┌─ Exercise material
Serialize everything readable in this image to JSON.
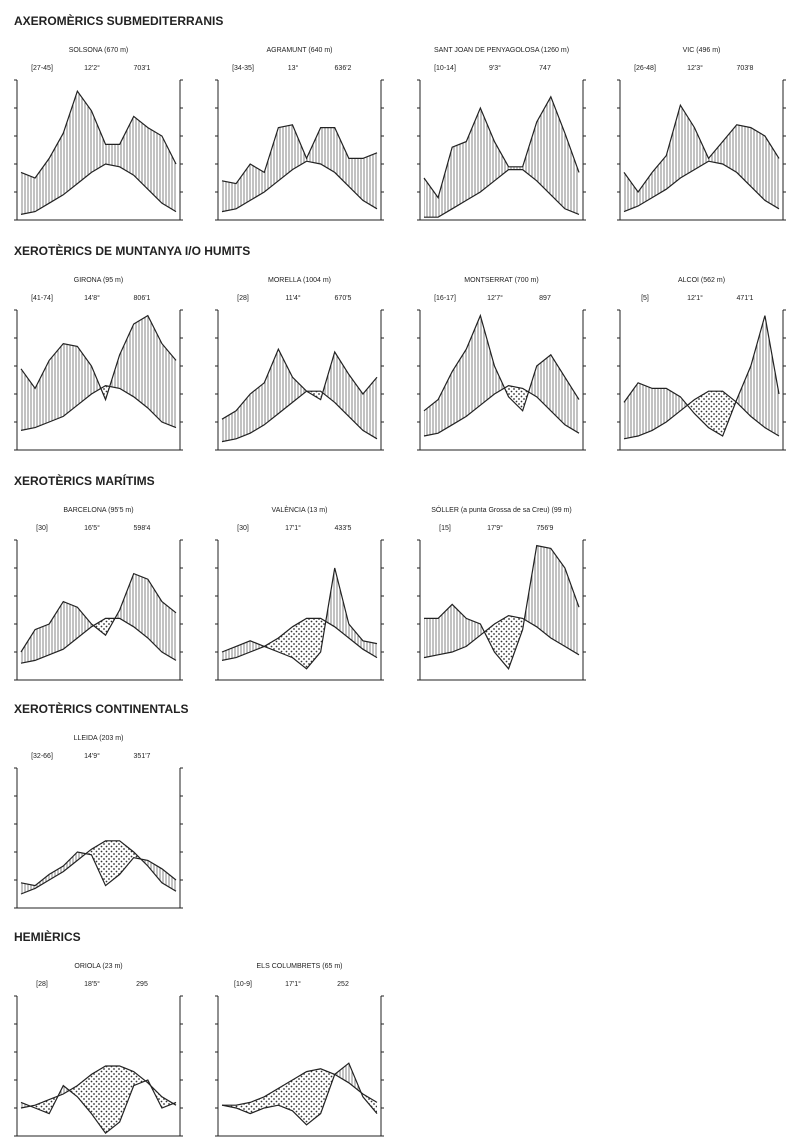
{
  "headings": [
    "AXEROMÈRICS SUBMEDITERRANIS",
    "XEROTÈRICS DE MUNTANYA I/O HUMITS",
    "XEROTÈRICS MARÍTIMS",
    "XEROTÈRICS CONTINENTALS",
    "HEMIÈRICS"
  ],
  "chart_data": [
    {
      "type": "climate",
      "title": "SOLSONA (670 m)",
      "annotations": [
        "[27-45]",
        "12'2°",
        "703'1"
      ],
      "ylim": [
        0,
        50
      ],
      "yticks": [
        0,
        10,
        20,
        30,
        40,
        50
      ],
      "series": [
        {
          "color": "#222",
          "values": [
            2,
            3,
            6,
            9,
            13,
            17,
            20,
            19,
            16,
            11,
            6,
            3
          ]
        },
        {
          "color": "#222",
          "values": [
            17,
            15,
            22,
            31,
            46,
            39,
            27,
            27,
            37,
            33,
            30,
            20
          ]
        }
      ]
    },
    {
      "type": "climate",
      "title": "AGRAMUNT (640 m)",
      "annotations": [
        "[34-35]",
        "13°",
        "636'2"
      ],
      "ylim": [
        0,
        50
      ],
      "yticks": [
        0,
        10,
        20,
        30,
        40,
        50
      ],
      "series": [
        {
          "color": "#222",
          "values": [
            3,
            4,
            7,
            10,
            14,
            18,
            21,
            20,
            17,
            12,
            7,
            4
          ]
        },
        {
          "color": "#222",
          "values": [
            14,
            13,
            20,
            17,
            33,
            34,
            22,
            33,
            33,
            22,
            22,
            24
          ]
        }
      ]
    },
    {
      "type": "climate",
      "title": "SANT JOAN DE PENYAGOLOSA (1260 m)",
      "annotations": [
        "[10-14]",
        "9'3°",
        "747"
      ],
      "ylim": [
        0,
        50
      ],
      "yticks": [
        0,
        10,
        20,
        30,
        40,
        50
      ],
      "series": [
        {
          "color": "#222",
          "values": [
            1,
            1,
            4,
            7,
            10,
            14,
            18,
            18,
            14,
            9,
            4,
            2
          ]
        },
        {
          "color": "#222",
          "values": [
            15,
            8,
            26,
            28,
            40,
            28,
            19,
            19,
            35,
            44,
            31,
            17
          ]
        }
      ]
    },
    {
      "type": "climate",
      "title": "VIC (496 m)",
      "annotations": [
        "[26-48]",
        "12'3°",
        "703'8"
      ],
      "ylim": [
        0,
        50
      ],
      "yticks": [
        0,
        10,
        20,
        30,
        40,
        50
      ],
      "series": [
        {
          "color": "#222",
          "values": [
            3,
            5,
            8,
            11,
            15,
            18,
            21,
            20,
            17,
            12,
            7,
            4
          ]
        },
        {
          "color": "#222",
          "values": [
            17,
            10,
            17,
            23,
            41,
            33,
            22,
            28,
            34,
            33,
            30,
            22
          ]
        }
      ]
    },
    {
      "type": "climate",
      "title": "GIRONA (95 m)",
      "annotations": [
        "[41-74]",
        "14'8°",
        "806'1"
      ],
      "ylim": [
        0,
        50
      ],
      "yticks": [
        0,
        10,
        20,
        30,
        40,
        50
      ],
      "series": [
        {
          "color": "#222",
          "values": [
            7,
            8,
            10,
            12,
            16,
            20,
            23,
            22,
            19,
            15,
            10,
            8
          ]
        },
        {
          "color": "#222",
          "values": [
            29,
            22,
            32,
            38,
            37,
            30,
            18,
            34,
            45,
            48,
            38,
            32
          ]
        }
      ]
    },
    {
      "type": "climate",
      "title": "MORELLA (1004 m)",
      "annotations": [
        "[28]",
        "11'4°",
        "670'5"
      ],
      "ylim": [
        0,
        50
      ],
      "yticks": [
        0,
        10,
        20,
        30,
        40,
        50
      ],
      "series": [
        {
          "color": "#222",
          "values": [
            3,
            4,
            6,
            9,
            13,
            17,
            21,
            21,
            17,
            12,
            7,
            4
          ]
        },
        {
          "color": "#222",
          "values": [
            11,
            14,
            20,
            24,
            36,
            26,
            21,
            18,
            35,
            27,
            20,
            26
          ]
        }
      ]
    },
    {
      "type": "climate",
      "title": "MONTSERRAT (700 m)",
      "annotations": [
        "[16-17]",
        "12'7°",
        "897"
      ],
      "ylim": [
        0,
        50
      ],
      "yticks": [
        0,
        10,
        20,
        30,
        40,
        50
      ],
      "series": [
        {
          "color": "#222",
          "values": [
            5,
            6,
            9,
            12,
            16,
            20,
            23,
            22,
            19,
            14,
            9,
            6
          ]
        },
        {
          "color": "#222",
          "values": [
            14,
            18,
            28,
            36,
            48,
            30,
            19,
            14,
            30,
            34,
            26,
            18
          ]
        }
      ]
    },
    {
      "type": "climate",
      "title": "ALCOI (562 m)",
      "annotations": [
        "[5]",
        "12'1°",
        "471'1"
      ],
      "ylim": [
        0,
        50
      ],
      "yticks": [
        0,
        10,
        20,
        30,
        40,
        50
      ],
      "series": [
        {
          "color": "#222",
          "values": [
            4,
            5,
            7,
            10,
            14,
            18,
            21,
            21,
            17,
            12,
            8,
            5
          ]
        },
        {
          "color": "#222",
          "values": [
            17,
            24,
            22,
            22,
            19,
            13,
            8,
            5,
            18,
            30,
            48,
            20
          ]
        }
      ]
    },
    {
      "type": "climate",
      "title": "BARCELONA (95'5 m)",
      "annotations": [
        "[30]",
        "16'5°",
        "598'4"
      ],
      "ylim": [
        0,
        50
      ],
      "yticks": [
        0,
        10,
        20,
        30,
        40,
        50
      ],
      "series": [
        {
          "color": "#222",
          "values": [
            6,
            7,
            9,
            11,
            15,
            19,
            22,
            22,
            19,
            15,
            10,
            7
          ]
        },
        {
          "color": "#222",
          "values": [
            10,
            18,
            20,
            28,
            26,
            20,
            16,
            25,
            38,
            36,
            28,
            24
          ]
        }
      ]
    },
    {
      "type": "climate",
      "title": "VALÈNCIA (13 m)",
      "annotations": [
        "[30]",
        "17'1°",
        "433'5"
      ],
      "ylim": [
        0,
        50
      ],
      "yticks": [
        0,
        10,
        20,
        30,
        40,
        50
      ],
      "series": [
        {
          "color": "#222",
          "values": [
            7,
            8,
            10,
            12,
            15,
            19,
            22,
            22,
            19,
            15,
            11,
            8
          ]
        },
        {
          "color": "#222",
          "values": [
            10,
            12,
            14,
            12,
            10,
            8,
            4,
            10,
            40,
            20,
            14,
            13
          ]
        }
      ]
    },
    {
      "type": "climate",
      "title": "SÓLLER (a punta Grossa de sa Creu) (99 m)",
      "annotations": [
        "[15]",
        "17'9°",
        "756'9"
      ],
      "ylim": [
        0,
        50
      ],
      "yticks": [
        0,
        10,
        20,
        30,
        40,
        50
      ],
      "series": [
        {
          "color": "#222",
          "values": [
            8,
            9,
            10,
            12,
            16,
            20,
            23,
            22,
            19,
            15,
            12,
            9
          ]
        },
        {
          "color": "#222",
          "values": [
            22,
            22,
            27,
            22,
            20,
            10,
            4,
            18,
            48,
            47,
            40,
            26
          ]
        }
      ]
    },
    {
      "type": "climate",
      "title": "LLEIDA (203 m)",
      "annotations": [
        "[32-66]",
        "14'9°",
        "351'7"
      ],
      "ylim": [
        0,
        50
      ],
      "yticks": [
        0,
        10,
        20,
        30,
        40,
        50
      ],
      "series": [
        {
          "color": "#222",
          "values": [
            5,
            7,
            10,
            13,
            17,
            21,
            24,
            24,
            20,
            15,
            9,
            6
          ]
        },
        {
          "color": "#222",
          "values": [
            9,
            8,
            12,
            15,
            20,
            19,
            8,
            12,
            18,
            17,
            14,
            10
          ]
        }
      ]
    },
    {
      "type": "climate",
      "title": "ORIOLA (23 m)",
      "annotations": [
        "[28]",
        "18'5°",
        "295"
      ],
      "ylim": [
        0,
        50
      ],
      "yticks": [
        0,
        10,
        20,
        30,
        40,
        50
      ],
      "series": [
        {
          "color": "#222",
          "values": [
            10,
            11,
            13,
            15,
            18,
            22,
            25,
            25,
            23,
            19,
            14,
            11
          ]
        },
        {
          "color": "#222",
          "values": [
            12,
            10,
            8,
            18,
            14,
            8,
            1,
            5,
            18,
            20,
            10,
            12
          ]
        }
      ]
    },
    {
      "type": "climate",
      "title": "ELS COLUMBRETS (65 m)",
      "annotations": [
        "[10-9]",
        "17'1°",
        "252"
      ],
      "ylim": [
        0,
        50
      ],
      "yticks": [
        0,
        10,
        20,
        30,
        40,
        50
      ],
      "series": [
        {
          "color": "#222",
          "values": [
            11,
            11,
            12,
            14,
            17,
            20,
            23,
            24,
            22,
            19,
            15,
            12
          ]
        },
        {
          "color": "#222",
          "values": [
            11,
            10,
            8,
            10,
            11,
            9,
            4,
            8,
            22,
            26,
            14,
            8
          ]
        }
      ]
    }
  ]
}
└─
§ **Your objective**
Track down the lines that include the word "XEROTÈRICS" and copy them.

§ **The output**
    "XEROTÈRICS DE MUNTANYA I/O HUMITS",
    "XEROTÈRICS MARÍTIMS",
    "XEROTÈRICS CONTINENTALS",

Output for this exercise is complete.